= SHORT EXERCISE =
Emit the entire listing verbatim.

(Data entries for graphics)
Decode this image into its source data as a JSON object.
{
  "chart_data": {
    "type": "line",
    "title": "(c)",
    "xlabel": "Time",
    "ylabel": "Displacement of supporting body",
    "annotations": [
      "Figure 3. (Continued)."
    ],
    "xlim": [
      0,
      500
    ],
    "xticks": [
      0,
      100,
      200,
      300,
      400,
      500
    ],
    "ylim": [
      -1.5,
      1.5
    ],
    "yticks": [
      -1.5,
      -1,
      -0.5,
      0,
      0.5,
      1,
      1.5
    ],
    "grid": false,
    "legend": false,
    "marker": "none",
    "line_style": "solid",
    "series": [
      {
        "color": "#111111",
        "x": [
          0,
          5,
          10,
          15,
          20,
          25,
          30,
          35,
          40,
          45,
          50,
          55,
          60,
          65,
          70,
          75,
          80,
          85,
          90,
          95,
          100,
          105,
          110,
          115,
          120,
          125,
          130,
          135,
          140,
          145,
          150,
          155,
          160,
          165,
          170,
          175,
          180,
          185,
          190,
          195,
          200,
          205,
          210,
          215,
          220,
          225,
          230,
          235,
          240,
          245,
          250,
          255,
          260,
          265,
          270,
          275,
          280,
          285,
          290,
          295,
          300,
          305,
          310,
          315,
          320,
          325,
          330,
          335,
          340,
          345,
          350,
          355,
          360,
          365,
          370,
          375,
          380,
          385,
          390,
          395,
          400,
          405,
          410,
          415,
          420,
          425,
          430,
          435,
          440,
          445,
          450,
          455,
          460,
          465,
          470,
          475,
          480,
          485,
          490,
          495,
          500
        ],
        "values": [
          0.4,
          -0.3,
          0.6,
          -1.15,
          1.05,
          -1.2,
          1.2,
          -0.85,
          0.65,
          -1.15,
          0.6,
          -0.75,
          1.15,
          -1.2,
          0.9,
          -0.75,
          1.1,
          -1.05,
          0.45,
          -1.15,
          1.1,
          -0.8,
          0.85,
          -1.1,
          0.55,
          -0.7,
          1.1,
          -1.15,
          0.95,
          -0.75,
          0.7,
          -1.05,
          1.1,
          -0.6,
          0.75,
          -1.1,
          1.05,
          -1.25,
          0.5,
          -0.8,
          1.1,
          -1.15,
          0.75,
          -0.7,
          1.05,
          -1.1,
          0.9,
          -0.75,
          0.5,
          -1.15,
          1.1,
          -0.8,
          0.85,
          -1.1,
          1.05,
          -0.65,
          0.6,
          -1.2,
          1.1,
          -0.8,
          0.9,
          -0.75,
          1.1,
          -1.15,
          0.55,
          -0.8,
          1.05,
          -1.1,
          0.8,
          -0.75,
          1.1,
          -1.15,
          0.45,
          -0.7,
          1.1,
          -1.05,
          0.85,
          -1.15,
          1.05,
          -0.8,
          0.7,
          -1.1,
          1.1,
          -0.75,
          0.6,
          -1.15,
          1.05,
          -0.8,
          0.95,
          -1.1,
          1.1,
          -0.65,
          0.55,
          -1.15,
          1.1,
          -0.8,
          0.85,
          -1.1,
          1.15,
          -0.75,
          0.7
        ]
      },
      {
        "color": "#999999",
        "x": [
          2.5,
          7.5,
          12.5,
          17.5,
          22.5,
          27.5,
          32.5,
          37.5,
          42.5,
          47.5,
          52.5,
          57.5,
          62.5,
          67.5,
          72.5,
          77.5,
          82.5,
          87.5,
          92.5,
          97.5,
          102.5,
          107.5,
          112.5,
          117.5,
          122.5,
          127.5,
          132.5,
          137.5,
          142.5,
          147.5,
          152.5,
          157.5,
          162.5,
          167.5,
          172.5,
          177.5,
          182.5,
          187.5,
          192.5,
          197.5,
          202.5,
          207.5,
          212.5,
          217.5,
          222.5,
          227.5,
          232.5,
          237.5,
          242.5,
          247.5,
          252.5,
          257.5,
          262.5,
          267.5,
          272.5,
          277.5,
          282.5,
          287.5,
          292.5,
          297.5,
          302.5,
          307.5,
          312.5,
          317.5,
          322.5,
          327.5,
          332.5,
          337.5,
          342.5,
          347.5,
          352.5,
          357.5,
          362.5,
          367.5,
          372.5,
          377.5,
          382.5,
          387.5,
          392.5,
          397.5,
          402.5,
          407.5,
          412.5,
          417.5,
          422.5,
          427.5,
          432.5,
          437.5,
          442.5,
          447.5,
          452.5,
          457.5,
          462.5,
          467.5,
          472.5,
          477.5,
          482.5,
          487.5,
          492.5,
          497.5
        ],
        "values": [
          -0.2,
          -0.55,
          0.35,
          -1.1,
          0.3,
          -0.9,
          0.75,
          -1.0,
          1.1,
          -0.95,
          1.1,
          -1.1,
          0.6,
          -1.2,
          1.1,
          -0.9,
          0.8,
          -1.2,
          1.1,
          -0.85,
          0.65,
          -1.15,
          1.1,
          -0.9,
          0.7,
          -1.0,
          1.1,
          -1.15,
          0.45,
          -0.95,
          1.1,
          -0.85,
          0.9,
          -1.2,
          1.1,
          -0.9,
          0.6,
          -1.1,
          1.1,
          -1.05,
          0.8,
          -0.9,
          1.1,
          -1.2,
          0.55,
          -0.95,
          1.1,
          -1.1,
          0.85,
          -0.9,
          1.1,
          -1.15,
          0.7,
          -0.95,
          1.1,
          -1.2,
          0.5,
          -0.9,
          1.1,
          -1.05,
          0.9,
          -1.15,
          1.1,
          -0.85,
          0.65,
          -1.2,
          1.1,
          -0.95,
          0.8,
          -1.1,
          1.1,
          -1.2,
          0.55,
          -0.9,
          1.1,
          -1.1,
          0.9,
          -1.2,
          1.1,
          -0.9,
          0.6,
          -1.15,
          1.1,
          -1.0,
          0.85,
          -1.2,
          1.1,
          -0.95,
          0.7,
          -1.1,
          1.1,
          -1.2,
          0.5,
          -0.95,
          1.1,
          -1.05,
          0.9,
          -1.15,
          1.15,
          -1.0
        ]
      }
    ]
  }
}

= ANSWER TO THIS PROBLEM =
Decode this image into its source data as a JSON object.
{
  "chart_data": {
    "type": "line",
    "title": "(c)",
    "xlabel": "Time",
    "ylabel": "Displacement of supporting body",
    "annotations": [
      "Figure 3. (Continued)."
    ],
    "xlim": [
      0,
      500
    ],
    "xticks": [
      0,
      100,
      200,
      300,
      400,
      500
    ],
    "ylim": [
      -1.5,
      1.5
    ],
    "yticks": [
      -1.5,
      -1,
      -0.5,
      0,
      0.5,
      1,
      1.5
    ],
    "grid": false,
    "legend": false,
    "marker": "none",
    "line_style": "solid",
    "series": [
      {
        "color": "#111111",
        "x": [
          0,
          5,
          10,
          15,
          20,
          25,
          30,
          35,
          40,
          45,
          50,
          55,
          60,
          65,
          70,
          75,
          80,
          85,
          90,
          95,
          100,
          105,
          110,
          115,
          120,
          125,
          130,
          135,
          140,
          145,
          150,
          155,
          160,
          165,
          170,
          175,
          180,
          185,
          190,
          195,
          200,
          205,
          210,
          215,
          220,
          225,
          230,
          235,
          240,
          245,
          250,
          255,
          260,
          265,
          270,
          275,
          280,
          285,
          290,
          295,
          300,
          305,
          310,
          315,
          320,
          325,
          330,
          335,
          340,
          345,
          350,
          355,
          360,
          365,
          370,
          375,
          380,
          385,
          390,
          395,
          400,
          405,
          410,
          415,
          420,
          425,
          430,
          435,
          440,
          445,
          450,
          455,
          460,
          465,
          470,
          475,
          480,
          485,
          490,
          495,
          500
        ],
        "values": [
          0.4,
          -0.3,
          0.6,
          -1.15,
          1.05,
          -1.2,
          1.2,
          -0.85,
          0.65,
          -1.15,
          0.6,
          -0.75,
          1.15,
          -1.2,
          0.9,
          -0.75,
          1.1,
          -1.05,
          0.45,
          -1.15,
          1.1,
          -0.8,
          0.85,
          -1.1,
          0.55,
          -0.7,
          1.1,
          -1.15,
          0.95,
          -0.75,
          0.7,
          -1.05,
          1.1,
          -0.6,
          0.75,
          -1.1,
          1.05,
          -1.25,
          0.5,
          -0.8,
          1.1,
          -1.15,
          0.75,
          -0.7,
          1.05,
          -1.1,
          0.9,
          -0.75,
          0.5,
          -1.15,
          1.1,
          -0.8,
          0.85,
          -1.1,
          1.05,
          -0.65,
          0.6,
          -1.2,
          1.1,
          -0.8,
          0.9,
          -0.75,
          1.1,
          -1.15,
          0.55,
          -0.8,
          1.05,
          -1.1,
          0.8,
          -0.75,
          1.1,
          -1.15,
          0.45,
          -0.7,
          1.1,
          -1.05,
          0.85,
          -1.15,
          1.05,
          -0.8,
          0.7,
          -1.1,
          1.1,
          -0.75,
          0.6,
          -1.15,
          1.05,
          -0.8,
          0.95,
          -1.1,
          1.1,
          -0.65,
          0.55,
          -1.15,
          1.1,
          -0.8,
          0.85,
          -1.1,
          1.15,
          -0.75,
          0.7
        ]
      },
      {
        "color": "#999999",
        "x": [
          2.5,
          7.5,
          12.5,
          17.5,
          22.5,
          27.5,
          32.5,
          37.5,
          42.5,
          47.5,
          52.5,
          57.5,
          62.5,
          67.5,
          72.5,
          77.5,
          82.5,
          87.5,
          92.5,
          97.5,
          102.5,
          107.5,
          112.5,
          117.5,
          122.5,
          127.5,
          132.5,
          137.5,
          142.5,
          147.5,
          152.5,
          157.5,
          162.5,
          167.5,
          172.5,
          177.5,
          182.5,
          187.5,
          192.5,
          197.5,
          202.5,
          207.5,
          212.5,
          217.5,
          222.5,
          227.5,
          232.5,
          237.5,
          242.5,
          247.5,
          252.5,
          257.5,
          262.5,
          267.5,
          272.5,
          277.5,
          282.5,
          287.5,
          292.5,
          297.5,
          302.5,
          307.5,
          312.5,
          317.5,
          322.5,
          327.5,
          332.5,
          337.5,
          342.5,
          347.5,
          352.5,
          357.5,
          362.5,
          367.5,
          372.5,
          377.5,
          382.5,
          387.5,
          392.5,
          397.5,
          402.5,
          407.5,
          412.5,
          417.5,
          422.5,
          427.5,
          432.5,
          437.5,
          442.5,
          447.5,
          452.5,
          457.5,
          462.5,
          467.5,
          472.5,
          477.5,
          482.5,
          487.5,
          492.5,
          497.5
        ],
        "values": [
          -0.2,
          -0.55,
          0.35,
          -1.1,
          0.3,
          -0.9,
          0.75,
          -1.0,
          1.1,
          -0.95,
          1.1,
          -1.1,
          0.6,
          -1.2,
          1.1,
          -0.9,
          0.8,
          -1.2,
          1.1,
          -0.85,
          0.65,
          -1.15,
          1.1,
          -0.9,
          0.7,
          -1.0,
          1.1,
          -1.15,
          0.45,
          -0.95,
          1.1,
          -0.85,
          0.9,
          -1.2,
          1.1,
          -0.9,
          0.6,
          -1.1,
          1.1,
          -1.05,
          0.8,
          -0.9,
          1.1,
          -1.2,
          0.55,
          -0.95,
          1.1,
          -1.1,
          0.85,
          -0.9,
          1.1,
          -1.15,
          0.7,
          -0.95,
          1.1,
          -1.2,
          0.5,
          -0.9,
          1.1,
          -1.05,
          0.9,
          -1.15,
          1.1,
          -0.85,
          0.65,
          -1.2,
          1.1,
          -0.95,
          0.8,
          -1.1,
          1.1,
          -1.2,
          0.55,
          -0.9,
          1.1,
          -1.1,
          0.9,
          -1.2,
          1.1,
          -0.9,
          0.6,
          -1.15,
          1.1,
          -1.0,
          0.85,
          -1.2,
          1.1,
          -0.95,
          0.7,
          -1.1,
          1.1,
          -1.2,
          0.5,
          -0.95,
          1.1,
          -1.05,
          0.9,
          -1.15,
          1.15,
          -1.0
        ]
      }
    ]
  }
}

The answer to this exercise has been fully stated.